* [Given task] Repeat the data that follows, word for word, without the images.

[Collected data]

== == ==

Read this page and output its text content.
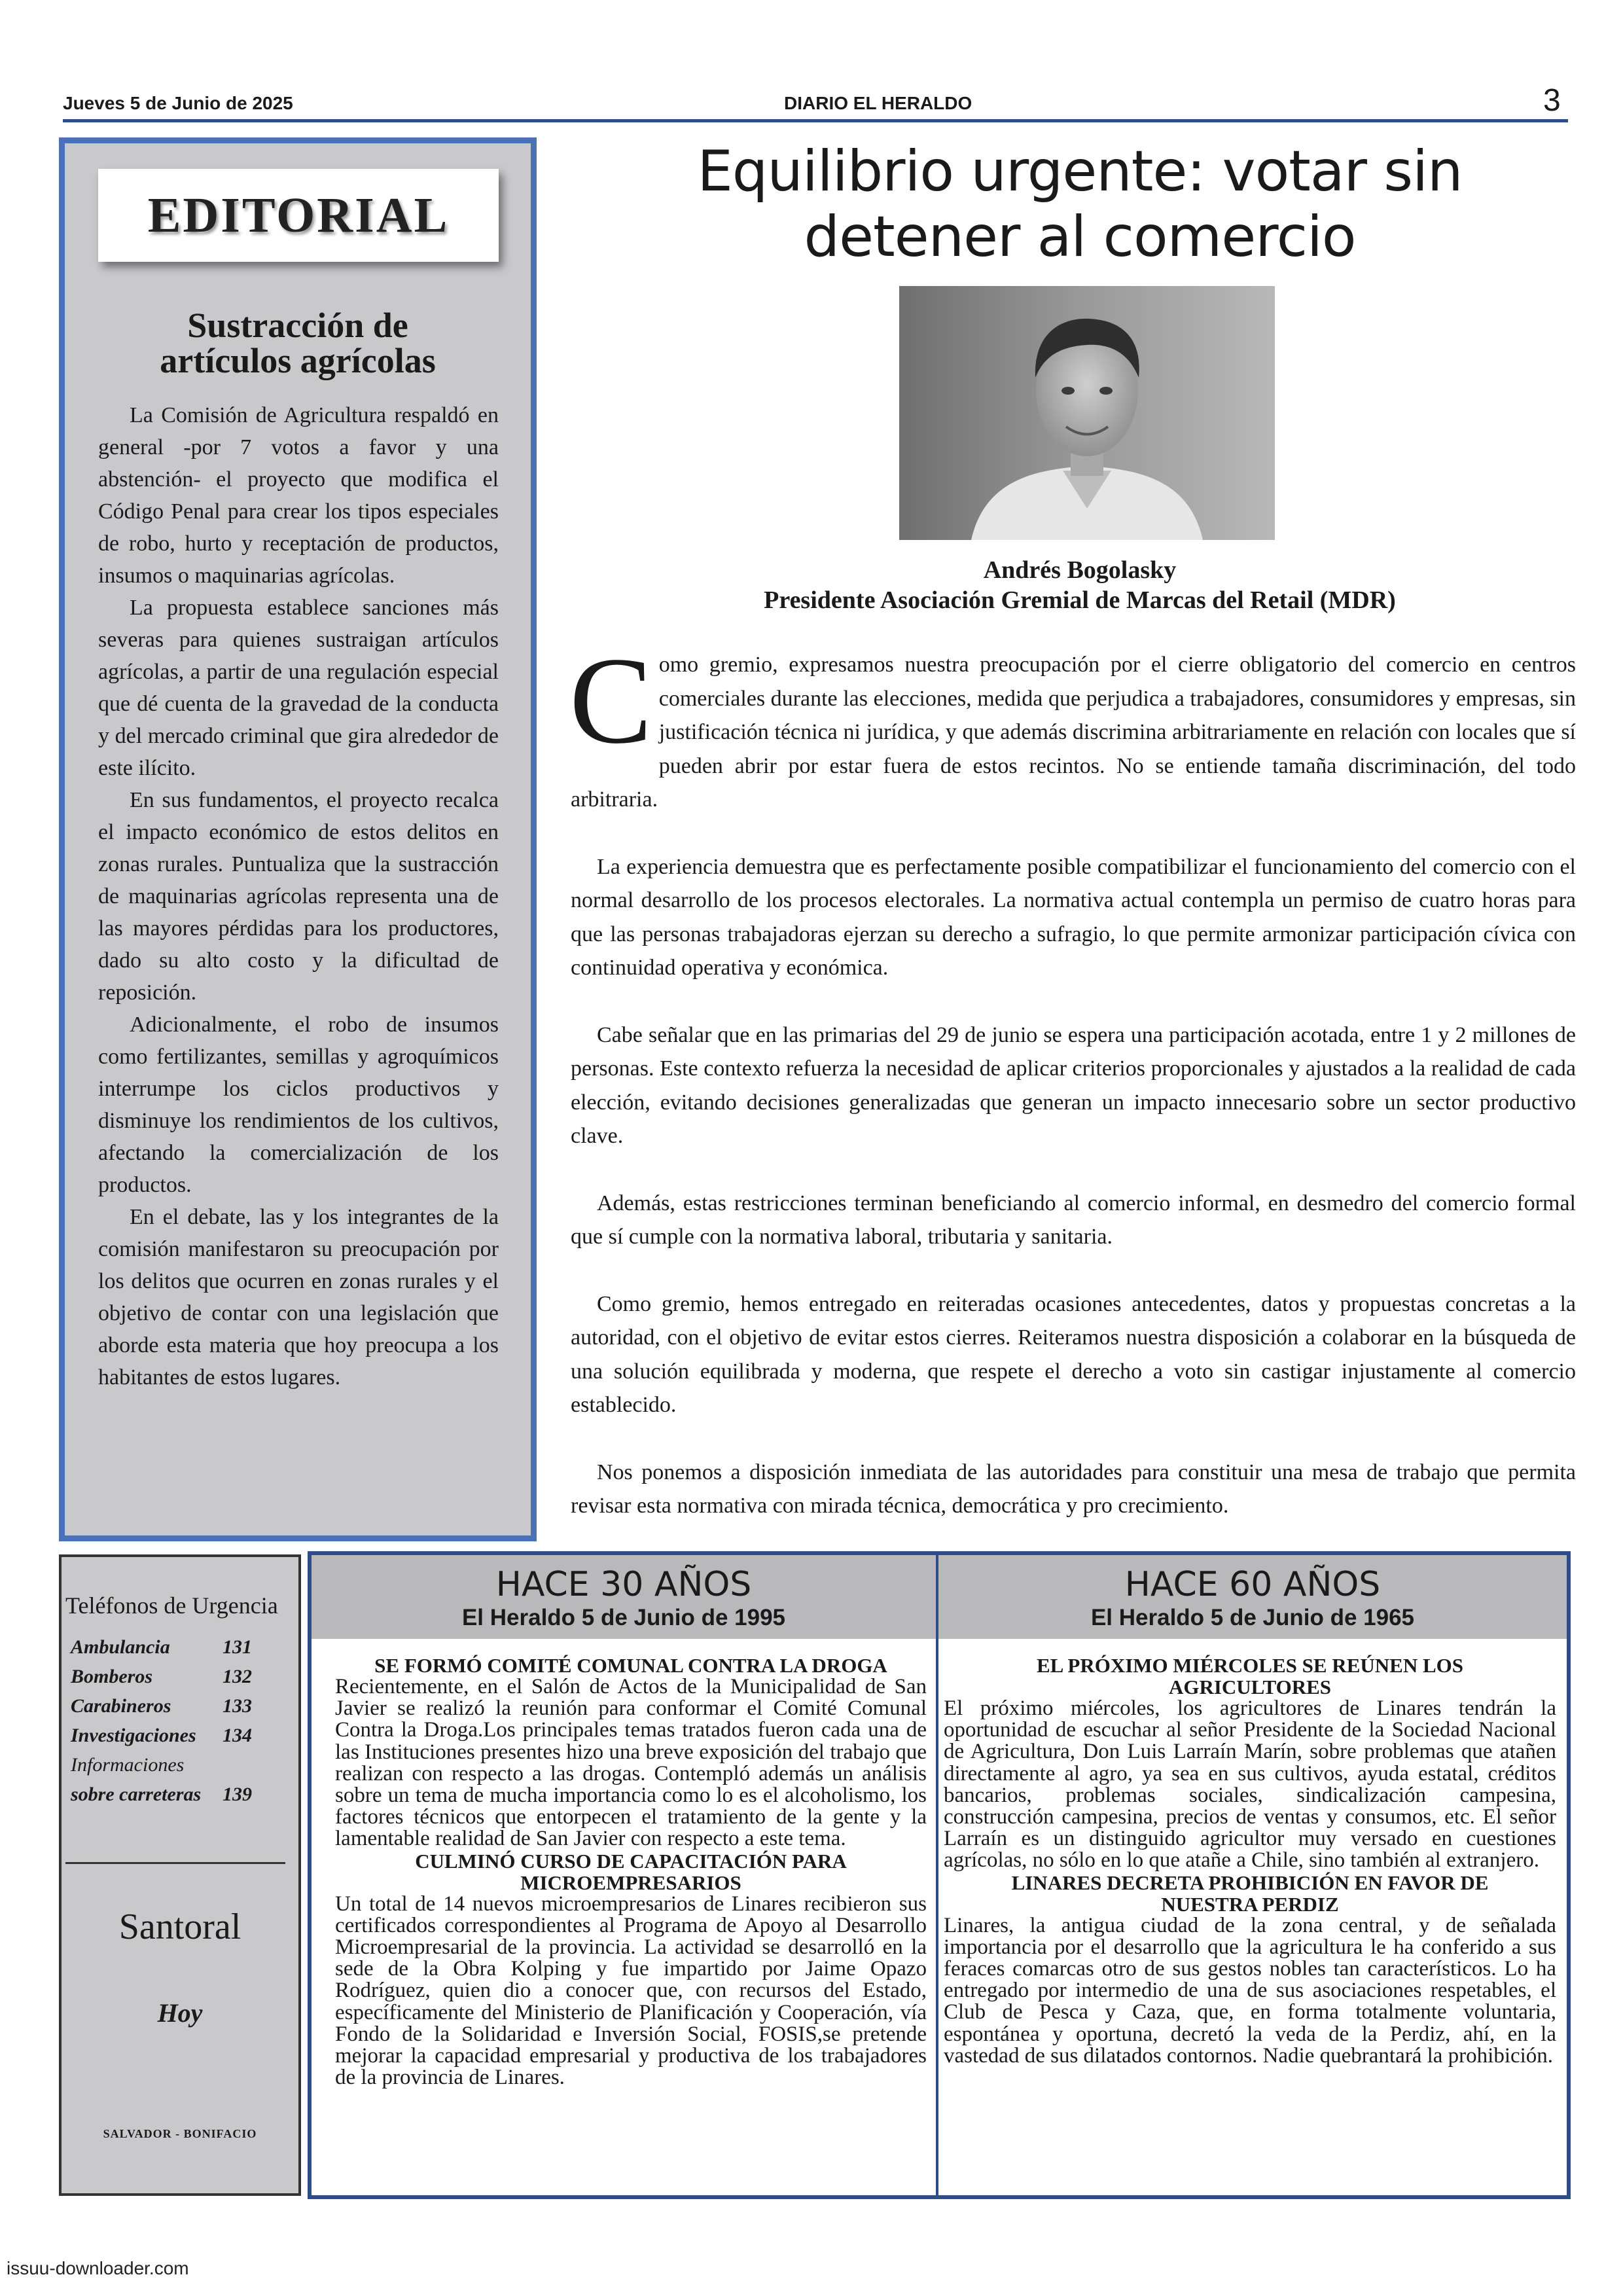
Jueves 5 de Junio de 2025	DIARIO EL HERALDO	3
EDITORIAL
Sustracción de
artículos agrícolas

La Comisión de Agricultura respaldó en general -por 7 votos a favor y una abstención- el proyecto que modifica el Código Penal para crear los tipos especiales de robo, hurto y receptación de productos, insumos o maquinarias agrícolas.

La propuesta establece sanciones más severas para quienes sustraigan artículos agrícolas, a partir de una regulación especial que dé cuenta de la gravedad de la conducta y del mercado criminal que gira alrededor de este ilícito.

En sus fundamentos, el proyecto recalca el impacto económico de estos delitos en zonas rurales. Puntualiza que la sustracción de maquinarias agrícolas representa una de las mayores pérdidas para los productores, dado su alto costo y la dificultad de reposición.

Adicionalmente, el robo de insumos como fertilizantes, semillas y agroquímicos interrumpe los ciclos productivos y disminuye los rendimientos de los cultivos, afectando la comercialización de los productos.

En el debate, las y los integrantes de la comisión manifestaron su preocupación por los delitos que ocurren en zonas rurales y el objetivo de contar con una legislación que aborde esta materia que hoy preocupa a los habitantes de estos lugares.

Equilibrio urgente: votar sin
detener al comercio
Andrés Bogolasky
Presidente Asociación Gremial de Marcas del Retail (MDR)

Como gremio, expresamos nuestra preocupación por el cierre obligatorio del comercio en centros comerciales durante las elecciones, medida que perjudica a trabajadores, consumidores y empresas, sin justificación técnica ni jurídica, y que además discrimina arbitrariamente en relación con locales que sí pueden abrir por estar fuera de estos recintos. No se entiende tamaña discriminación, del todo arbitraria.

La experiencia demuestra que es perfectamente posible compatibilizar el funcionamiento del comercio con el normal desarrollo de los procesos electorales. La normativa actual contempla un permiso de cuatro horas para que las personas trabajadoras ejerzan su derecho a sufragio, lo que permite armonizar participación cívica con continuidad operativa y económica.

Cabe señalar que en las primarias del 29 de junio se espera una participación acotada, entre 1 y 2 millones de personas. Este contexto refuerza la necesidad de aplicar criterios proporcionales y ajustados a la realidad de cada elección, evitando decisiones generalizadas que generan un impacto innecesario sobre un sector productivo clave.

Además, estas restricciones terminan beneficiando al comercio informal, en desmedro del comercio formal que sí cumple con la normativa laboral, tributaria y sanitaria.

Como gremio, hemos entregado en reiteradas ocasiones antecedentes, datos y propuestas concretas a la autoridad, con el objetivo de evitar estos cierres. Reiteramos nuestra disposición a colaborar en la búsqueda de una solución equilibrada y moderna, que respete el derecho a voto sin castigar injustamente al comercio establecido.

Nos ponemos a disposición inmediata de las autoridades para constituir una mesa de trabajo que permita revisar esta normativa con mirada técnica, democrática y pro crecimiento.

Teléfonos de Urgencia
Ambulancia	131
Bomberos	132
Carabineros	133
Investigaciones 134
Informaciones
sobre carreteras 139
Santoral
Hoy
SALVADOR - BONIFACIO
HACE 30 AÑOS
El Heraldo 5 de Junio de 1995
SE FORMÓ COMITÉ COMUNAL CONTRA LA DROGA

Recientemente, en el Salón de Actos de la Municipalidad de San Javier se realizó la reunión para conformar el Comité Comunal Contra la Droga.Los principales temas tratados fueron cada una de las Instituciones presentes hizo una breve exposición del trabajo que realizan con respecto a las drogas. Contempló además un análisis sobre un tema de mucha importancia como lo es el alcoholismo, los factores técnicos que entorpecen el tratamiento de la gente y la lamentable realidad de San Javier con respecto a este tema.

CULMINÓ CURSO DE CAPACITACIÓN PARA MICROEMPRESARIOS

Un total de 14 nuevos microempresarios de Linares recibieron sus certificados correspondientes al Programa de Apoyo al Desarrollo Microempresarial de la provincia. La actividad se desarrolló en la sede de la Obra Kolping y fue impartido por Jaime Opazo Rodríguez, quien dio a conocer que, con recursos del Estado, específicamente del Ministerio de Planificación y Cooperación, vía Fondo de la Solidaridad e Inversión Social, FOSIS,se pretende mejorar la capacidad empresarial y productiva de los trabajadores de la provincia de Linares.

HACE 60 AÑOS
El Heraldo 5 de Junio de 1965
EL PRÓXIMO MIÉRCOLES SE REÚNEN LOS AGRICULTORES

El próximo miércoles, los agricultores de Linares tendrán la oportunidad de escuchar al señor Presidente de la Sociedad Nacional de Agricultura, Don Luis Larraín Marín, sobre problemas que atañen directamente al agro, ya sea en sus cultivos, ayuda estatal, créditos bancarios, problemas sociales, sindicalización campesina, construcción campesina, precios de ventas y consumos, etc. El señor Larraín es un distinguido agricultor muy versado en cuestiones agrícolas, no sólo en lo que atañe a Chile, sino también al extranjero.

LINARES DECRETA PROHIBICIÓN EN FAVOR DE NUESTRA PERDIZ

Linares, la antigua ciudad de la zona central, y de señalada importancia por el desarrollo que la agricultura le ha conferido a sus feraces comarcas otro de sus gestos nobles tan característicos. Lo ha entregado por intermedio de una de sus asociaciones respetables, el Club de Pesca y Caza, que, en forma totalmente voluntaria, espontánea y oportuna, decretó la veda de la Perdiz, ahí, en la vastedad de sus dilatados contornos. Nadie quebrantará la prohibición.

issuu-downloader.com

== == ==

* [Response below]
Read this page and output its text content.
Jueves 5 de Junio de 2025	DIARIO EL HERALDO	3
EDITORIAL
Sustracción de
artículos agrícolas

La Comisión de Agricultura respaldó en general -por 7 votos a favor y una abstención- el proyecto que modifica el Código Penal para crear los tipos especiales de robo, hurto y receptación de productos, insumos o maquinarias agrícolas.

La propuesta establece sanciones más severas para quienes sustraigan artículos agrícolas, a partir de una regulación especial que dé cuenta de la gravedad de la conducta y del mercado criminal que gira alrededor de este ilícito.

En sus fundamentos, el proyecto recalca el impacto económico de estos delitos en zonas rurales. Puntualiza que la sustracción de maquinarias agrícolas representa una de las mayores pérdidas para los productores, dado su alto costo y la dificultad de reposición.

Adicionalmente, el robo de insumos como fertilizantes, semillas y agroquímicos interrumpe los ciclos productivos y disminuye los rendimientos de los cultivos, afectando la comercialización de los productos.

En el debate, las y los integrantes de la comisión manifestaron su preocupación por los delitos que ocurren en zonas rurales y el objetivo de contar con una legislación que aborde esta materia que hoy preocupa a los habitantes de estos lugares.

Equilibrio urgente: votar sin
detener al comercio
Andrés Bogolasky
Presidente Asociación Gremial de Marcas del Retail (MDR)

Como gremio, expresamos nuestra preocupación por el cierre obligatorio del comercio en centros comerciales durante las elecciones, medida que perjudica a trabajadores, consumidores y empresas, sin justificación técnica ni jurídica, y que además discrimina arbitrariamente en relación con locales que sí pueden abrir por estar fuera de estos recintos. No se entiende tamaña discriminación, del todo arbitraria.

La experiencia demuestra que es perfectamente posible compatibilizar el funcionamiento del comercio con el normal desarrollo de los procesos electorales. La normativa actual contempla un permiso de cuatro horas para que las personas trabajadoras ejerzan su derecho a sufragio, lo que permite armonizar participación cívica con continuidad operativa y económica.

Cabe señalar que en las primarias del 29 de junio se espera una participación acotada, entre 1 y 2 millones de personas. Este contexto refuerza la necesidad de aplicar criterios proporcionales y ajustados a la realidad de cada elección, evitando decisiones generalizadas que generan un impacto innecesario sobre un sector productivo clave.

Además, estas restricciones terminan beneficiando al comercio informal, en desmedro del comercio formal que sí cumple con la normativa laboral, tributaria y sanitaria.

Como gremio, hemos entregado en reiteradas ocasiones antecedentes, datos y propuestas concretas a la autoridad, con el objetivo de evitar estos cierres. Reiteramos nuestra disposición a colaborar en la búsqueda de una solución equilibrada y moderna, que respete el derecho a voto sin castigar injustamente al comercio establecido.

Nos ponemos a disposición inmediata de las autoridades para constituir una mesa de trabajo que permita revisar esta normativa con mirada técnica, democrática y pro crecimiento.

Teléfonos de Urgencia
Ambulancia	131
Bomberos	132
Carabineros	133
Investigaciones 134
Informaciones
sobre carreteras 139
Santoral
Hoy
SALVADOR - BONIFACIO
HACE 30 AÑOS
El Heraldo 5 de Junio de 1995
SE FORMÓ COMITÉ COMUNAL CONTRA LA DROGA

Recientemente, en el Salón de Actos de la Municipalidad de San Javier se realizó la reunión para conformar el Comité Comunal Contra la Droga.Los principales temas tratados fueron cada una de las Instituciones presentes hizo una breve exposición del trabajo que realizan con respecto a las drogas. Contempló además un análisis sobre un tema de mucha importancia como lo es el alcoholismo, los factores técnicos que entorpecen el tratamiento de la gente y la lamentable realidad de San Javier con respecto a este tema.

CULMINÓ CURSO DE CAPACITACIÓN PARA MICROEMPRESARIOS

Un total de 14 nuevos microempresarios de Linares recibieron sus certificados correspondientes al Programa de Apoyo al Desarrollo Microempresarial de la provincia. La actividad se desarrolló en la sede de la Obra Kolping y fue impartido por Jaime Opazo Rodríguez, quien dio a conocer que, con recursos del Estado, específicamente del Ministerio de Planificación y Cooperación, vía Fondo de la Solidaridad e Inversión Social, FOSIS,se pretende mejorar la capacidad empresarial y productiva de los trabajadores de la provincia de Linares.

HACE 60 AÑOS
El Heraldo 5 de Junio de 1965
EL PRÓXIMO MIÉRCOLES SE REÚNEN LOS AGRICULTORES

El próximo miércoles, los agricultores de Linares tendrán la oportunidad de escuchar al señor Presidente de la Sociedad Nacional de Agricultura, Don Luis Larraín Marín, sobre problemas que atañen directamente al agro, ya sea en sus cultivos, ayuda estatal, créditos bancarios, problemas sociales, sindicalización campesina, construcción campesina, precios de ventas y consumos, etc. El señor Larraín es un distinguido agricultor muy versado en cuestiones agrícolas, no sólo en lo que atañe a Chile, sino también al extranjero.

LINARES DECRETA PROHIBICIÓN EN FAVOR DE NUESTRA PERDIZ

Linares, la antigua ciudad de la zona central, y de señalada importancia por el desarrollo que la agricultura le ha conferido a sus feraces comarcas otro de sus gestos nobles tan característicos. Lo ha entregado por intermedio de una de sus asociaciones respetables, el Club de Pesca y Caza, que, en forma totalmente voluntaria, espontánea y oportuna, decretó la veda de la Perdiz, ahí, en la vastedad de sus dilatados contornos. Nadie quebrantará la prohibición.

issuu-downloader.com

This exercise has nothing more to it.